## BEGIN SUPPLIED INFORMATION
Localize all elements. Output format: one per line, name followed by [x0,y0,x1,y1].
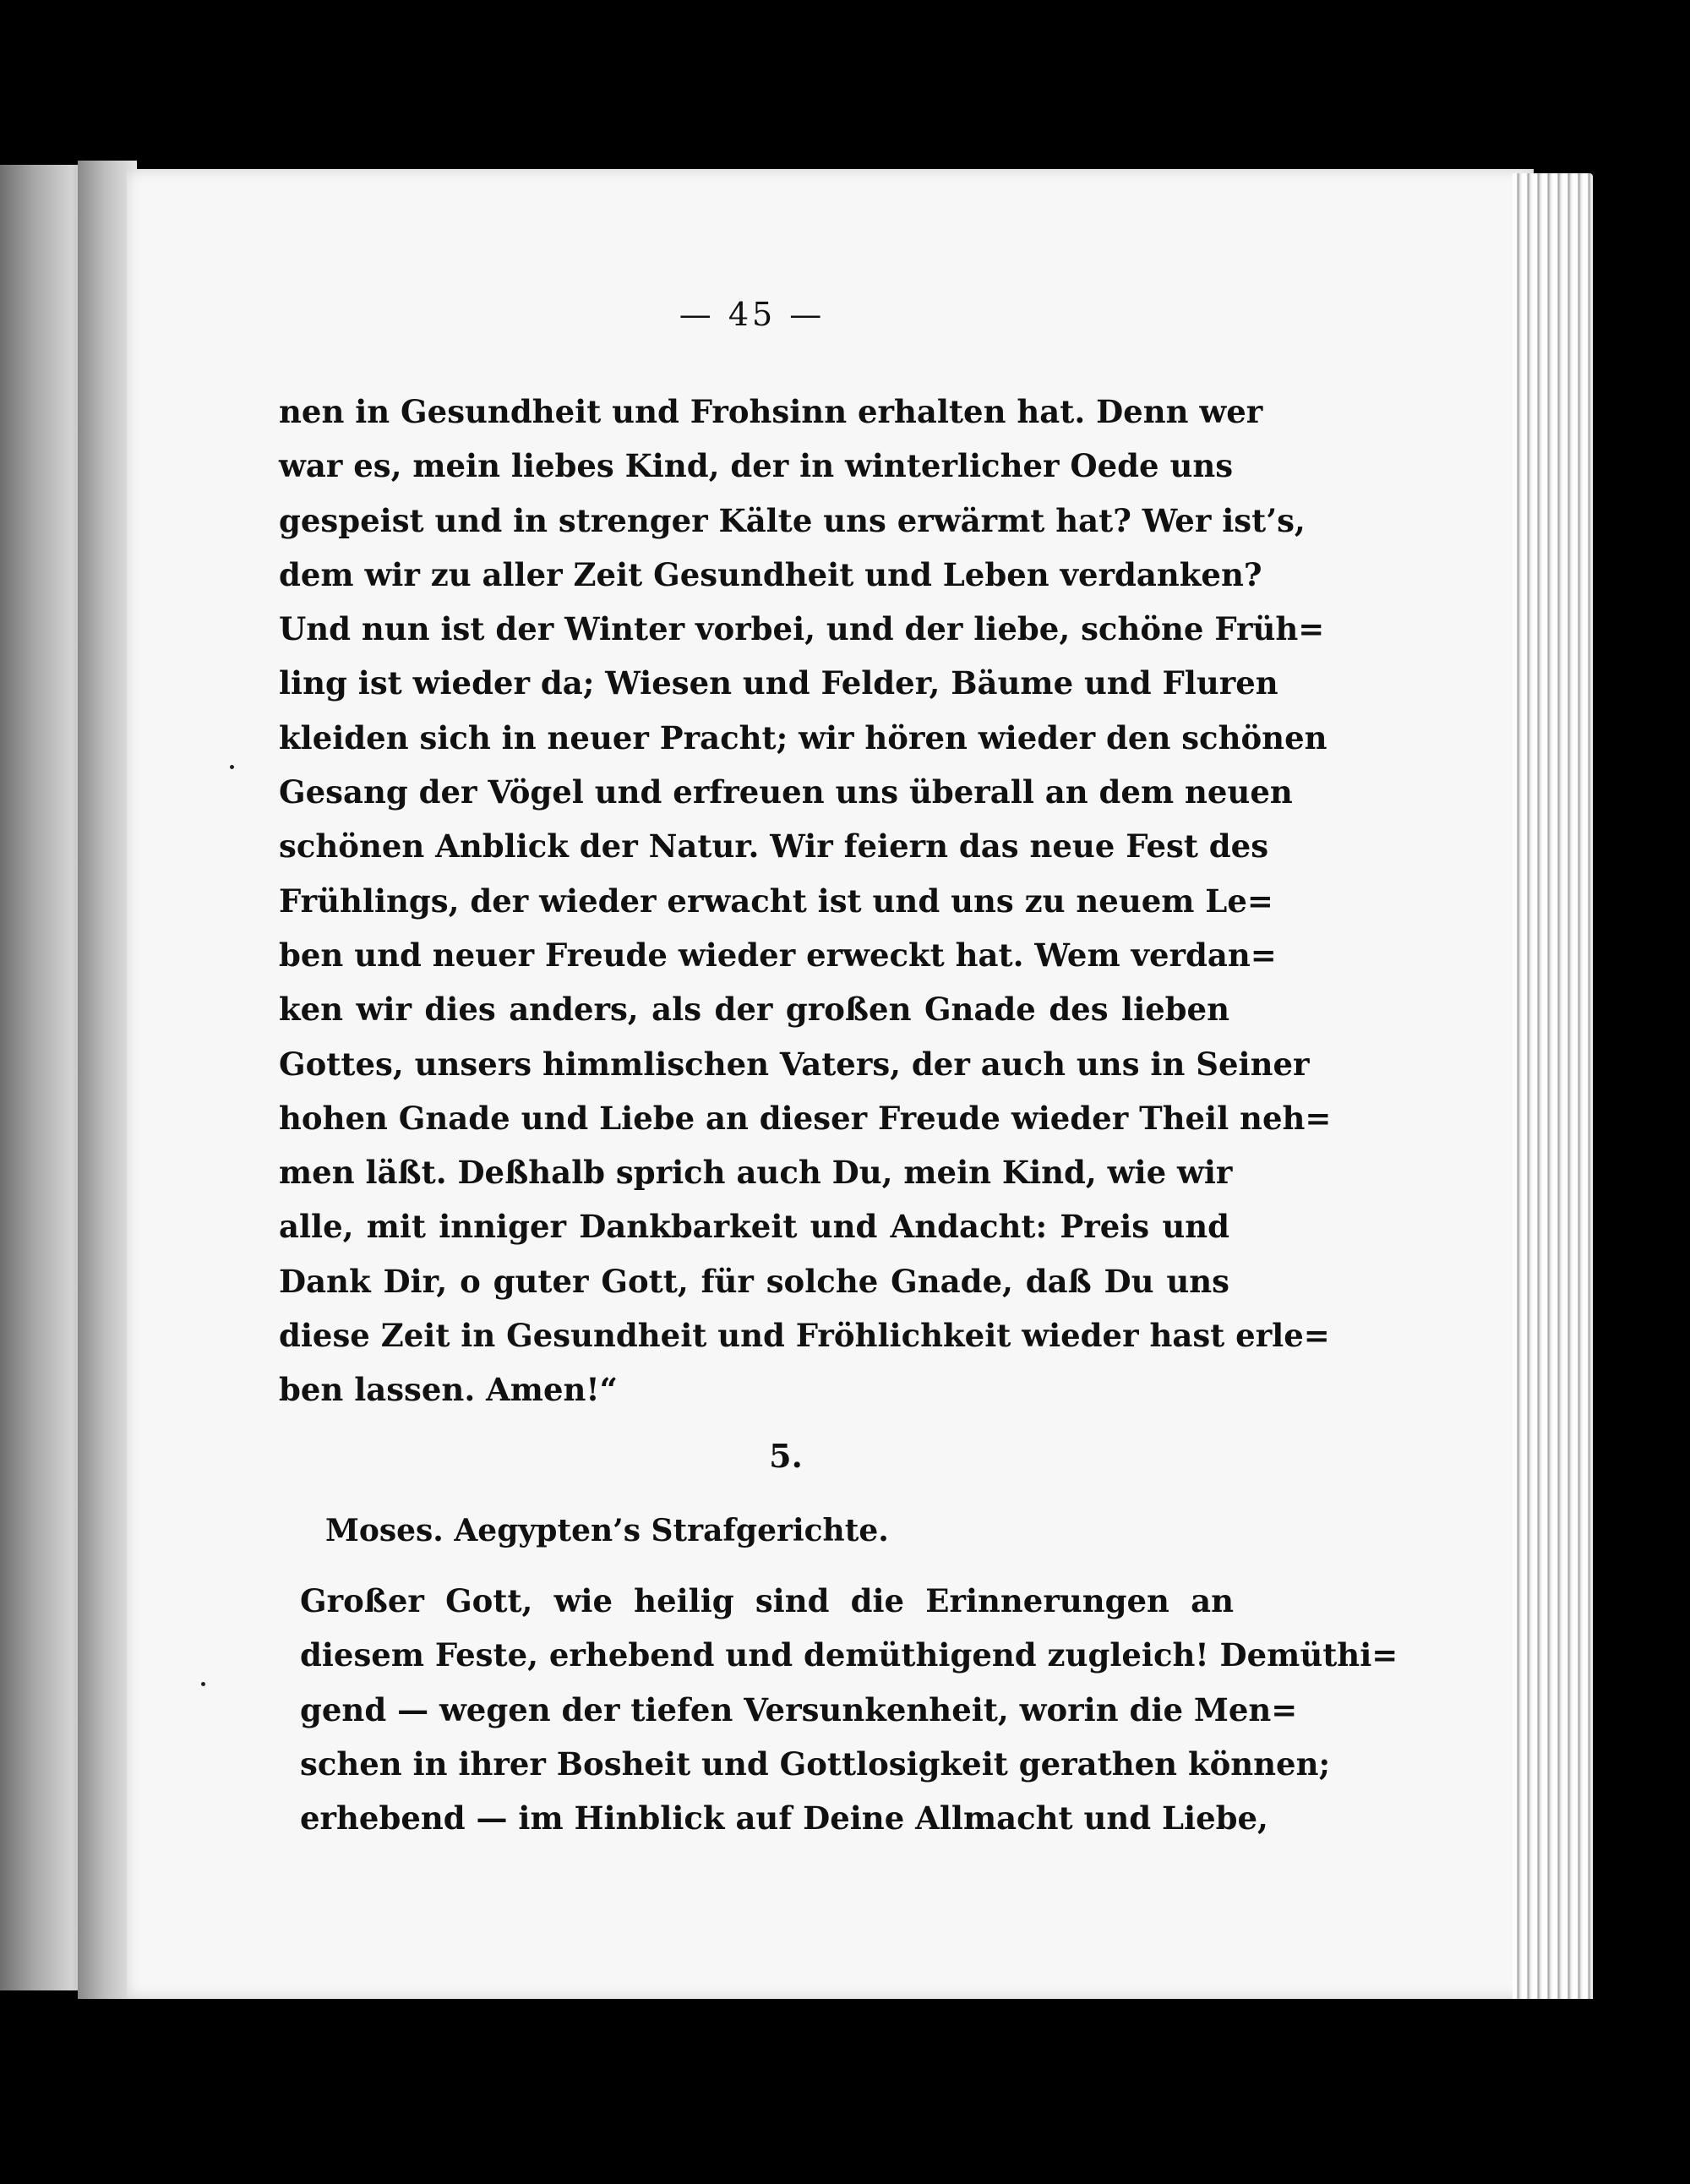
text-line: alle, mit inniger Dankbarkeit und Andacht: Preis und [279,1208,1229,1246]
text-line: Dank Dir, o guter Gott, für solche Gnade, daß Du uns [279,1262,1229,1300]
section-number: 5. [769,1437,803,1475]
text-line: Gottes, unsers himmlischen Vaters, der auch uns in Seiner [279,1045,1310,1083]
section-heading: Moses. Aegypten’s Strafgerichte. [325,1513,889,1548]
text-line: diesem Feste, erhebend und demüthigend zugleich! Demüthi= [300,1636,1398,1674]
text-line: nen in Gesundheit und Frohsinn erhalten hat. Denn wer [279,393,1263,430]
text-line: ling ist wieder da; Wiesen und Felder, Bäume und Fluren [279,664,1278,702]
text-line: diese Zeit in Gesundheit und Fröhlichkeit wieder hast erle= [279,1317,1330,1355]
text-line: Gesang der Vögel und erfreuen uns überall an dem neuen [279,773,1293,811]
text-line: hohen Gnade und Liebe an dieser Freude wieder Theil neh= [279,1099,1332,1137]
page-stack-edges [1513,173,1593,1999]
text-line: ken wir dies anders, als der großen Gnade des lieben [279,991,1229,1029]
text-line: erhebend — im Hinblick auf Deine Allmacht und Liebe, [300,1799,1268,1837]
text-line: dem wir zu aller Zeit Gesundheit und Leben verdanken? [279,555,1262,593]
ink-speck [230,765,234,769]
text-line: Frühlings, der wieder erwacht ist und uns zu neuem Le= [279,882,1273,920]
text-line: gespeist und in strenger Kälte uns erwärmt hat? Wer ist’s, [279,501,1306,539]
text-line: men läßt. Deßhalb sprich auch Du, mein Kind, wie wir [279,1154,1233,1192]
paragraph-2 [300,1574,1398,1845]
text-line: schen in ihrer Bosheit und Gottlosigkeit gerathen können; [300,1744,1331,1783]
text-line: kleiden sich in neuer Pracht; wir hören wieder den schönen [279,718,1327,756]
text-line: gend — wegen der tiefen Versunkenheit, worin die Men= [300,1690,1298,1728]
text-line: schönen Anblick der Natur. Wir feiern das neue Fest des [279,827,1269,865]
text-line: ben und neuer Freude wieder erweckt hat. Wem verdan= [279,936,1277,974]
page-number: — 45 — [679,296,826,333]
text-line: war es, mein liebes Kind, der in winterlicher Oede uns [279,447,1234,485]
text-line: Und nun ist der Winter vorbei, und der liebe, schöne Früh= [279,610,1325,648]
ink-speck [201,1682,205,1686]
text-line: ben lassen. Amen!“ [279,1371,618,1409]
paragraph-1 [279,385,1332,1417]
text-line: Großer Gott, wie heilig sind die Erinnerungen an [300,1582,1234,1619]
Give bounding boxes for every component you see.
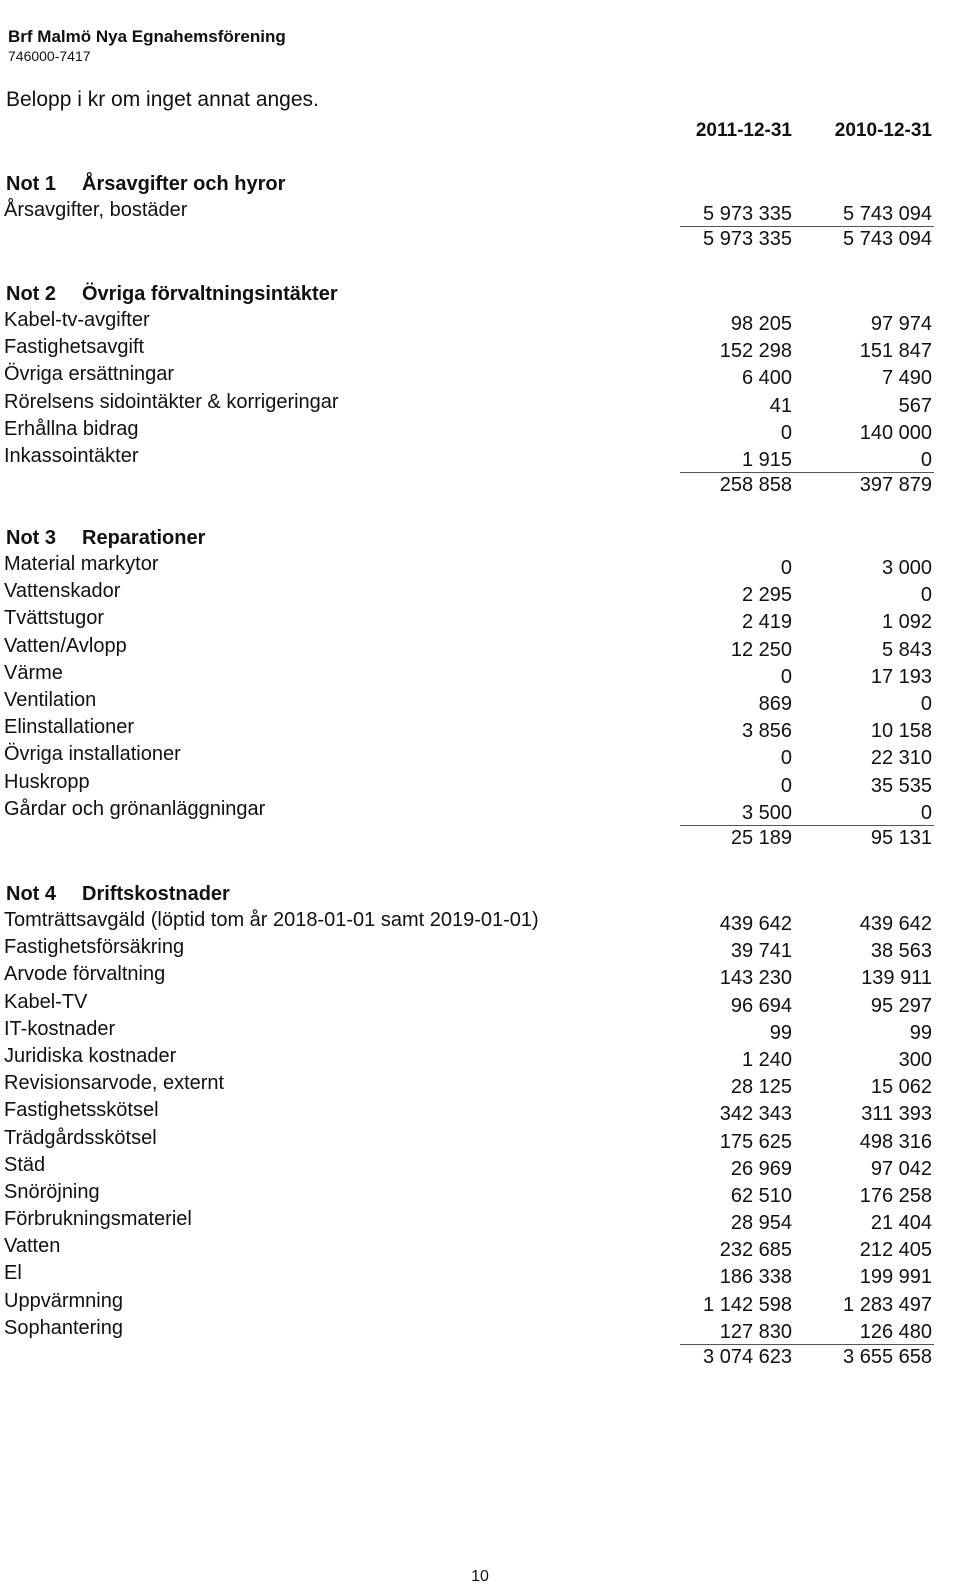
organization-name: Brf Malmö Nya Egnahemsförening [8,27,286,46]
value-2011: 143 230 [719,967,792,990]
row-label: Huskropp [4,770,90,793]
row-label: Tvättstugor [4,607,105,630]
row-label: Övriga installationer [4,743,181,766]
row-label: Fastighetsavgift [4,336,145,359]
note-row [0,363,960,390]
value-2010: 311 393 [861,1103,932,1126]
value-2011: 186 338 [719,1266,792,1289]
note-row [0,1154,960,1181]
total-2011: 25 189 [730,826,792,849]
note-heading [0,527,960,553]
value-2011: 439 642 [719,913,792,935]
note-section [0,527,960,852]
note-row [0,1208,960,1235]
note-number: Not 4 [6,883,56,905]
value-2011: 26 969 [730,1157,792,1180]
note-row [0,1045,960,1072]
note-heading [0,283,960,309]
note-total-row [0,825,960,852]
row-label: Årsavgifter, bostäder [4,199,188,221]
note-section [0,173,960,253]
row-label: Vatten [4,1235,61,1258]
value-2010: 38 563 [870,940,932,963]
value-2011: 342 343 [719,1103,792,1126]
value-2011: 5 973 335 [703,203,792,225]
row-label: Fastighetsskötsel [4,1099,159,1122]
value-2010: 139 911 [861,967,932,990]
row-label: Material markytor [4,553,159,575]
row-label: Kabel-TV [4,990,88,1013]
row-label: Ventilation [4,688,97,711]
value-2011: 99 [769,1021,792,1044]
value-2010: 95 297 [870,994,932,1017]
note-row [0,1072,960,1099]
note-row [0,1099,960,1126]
## END SUPPLIED INFORMATION
TO BE DONE - Reproduce all of the lines above verbatim, in their original order. Omit the two picture lines from your answer.

TASK RESPONSE -
Localize all elements. Output format: one per line, name followed by [x0,y0,x1,y1].
text-line: alle, mit inniger Dankbarkeit und Andacht: Preis und [279,1208,1229,1246]
text-line: Dank Dir, o guter Gott, für solche Gnade, daß Du uns [279,1262,1229,1300]
section-number: 5. [769,1437,803,1475]
text-line: Gottes, unsers himmlischen Vaters, der auch uns in Seiner [279,1045,1310,1083]
section-heading: Moses. Aegypten’s Strafgerichte. [325,1513,889,1548]
text-line: diesem Feste, erhebend und demüthigend zugleich! Demüthi= [300,1636,1398,1674]
text-line: nen in Gesundheit und Frohsinn erhalten hat. Denn wer [279,393,1263,430]
text-line: ling ist wieder da; Wiesen und Felder, Bäume und Fluren [279,664,1278,702]
text-line: diese Zeit in Gesundheit und Fröhlichkeit wieder hast erle= [279,1317,1330,1355]
text-line: Gesang der Vögel und erfreuen uns überall an dem neuen [279,773,1293,811]
text-line: hohen Gnade und Liebe an dieser Freude wieder Theil neh= [279,1099,1332,1137]
page-stack-edges [1513,173,1593,1999]
text-line: ken wir dies anders, als der großen Gnade des lieben [279,991,1229,1029]
text-line: erhebend — im Hinblick auf Deine Allmacht und Liebe, [300,1799,1268,1837]
text-line: dem wir zu aller Zeit Gesundheit und Leben verdanken? [279,555,1262,593]
ink-speck [230,765,234,769]
text-line: Frühlings, der wieder erwacht ist und uns zu neuem Le= [279,882,1273,920]
text-line: gespeist und in strenger Kälte uns erwärmt hat? Wer ist’s, [279,501,1306,539]
text-line: men läßt. Deßhalb sprich auch Du, mein Kind, wie wir [279,1154,1233,1192]
paragraph-2 [300,1574,1398,1845]
text-line: schen in ihrer Bosheit und Gottlosigkeit gerathen können; [300,1744,1331,1783]
text-line: kleiden sich in neuer Pracht; wir hören wieder den schönen [279,718,1327,756]
text-line: gend — wegen der tiefen Versunkenheit, worin die Men= [300,1690,1298,1728]
text-line: schönen Anblick der Natur. Wir feiern das neue Fest des [279,827,1269,865]
text-line: ben und neuer Freude wieder erweckt hat. Wem verdan= [279,936,1277,974]
page-number: — 45 — [679,296,826,333]
text-line: war es, mein liebes Kind, der in winterlicher Oede uns [279,447,1234,485]
text-line: Und nun ist der Winter vorbei, und der liebe, schöne Früh= [279,610,1325,648]
ink-speck [201,1682,205,1686]
text-line: ben lassen. Amen!“ [279,1371,618,1409]
paragraph-1 [279,385,1332,1417]
text-line: Großer Gott, wie heilig sind die Erinnerungen an [300,1582,1234,1619]
Give bounding boxes for every component you see.
organization-name: Brf Malmö Nya Egnahemsförening [8,27,286,46]
value-2011: 143 230 [719,967,792,990]
row-label: Huskropp [4,770,90,793]
row-label: Tvättstugor [4,607,105,630]
row-label: Övriga installationer [4,743,181,766]
row-label: Fastighetsavgift [4,336,145,359]
note-row [0,363,960,390]
value-2010: 311 393 [861,1103,932,1126]
value-2011: 186 338 [719,1266,792,1289]
note-row [0,1154,960,1181]
total-2011: 25 189 [730,826,792,849]
note-heading [0,527,960,553]
value-2011: 439 642 [719,913,792,935]
note-section [0,527,960,852]
note-row [0,1208,960,1235]
note-number: Not 4 [6,883,56,905]
value-2011: 26 969 [730,1157,792,1180]
note-row [0,1045,960,1072]
note-heading [0,283,960,309]
note-total-row [0,825,960,852]
row-label: Årsavgifter, bostäder [4,199,188,221]
note-section [0,173,960,253]
row-label: Vatten [4,1235,61,1258]
value-2010: 38 563 [870,940,932,963]
value-2011: 342 343 [719,1103,792,1126]
value-2011: 5 973 335 [703,203,792,225]
row-label: Fastighetsskötsel [4,1099,159,1122]
value-2010: 139 911 [861,967,932,990]
row-label: Material markytor [4,553,159,575]
row-label: Kabel-TV [4,990,88,1013]
row-label: Ventilation [4,688,97,711]
value-2011: 99 [769,1021,792,1044]
value-2010: 95 297 [870,994,932,1017]
note-row [0,1072,960,1099]
note-row [0,1099,960,1126]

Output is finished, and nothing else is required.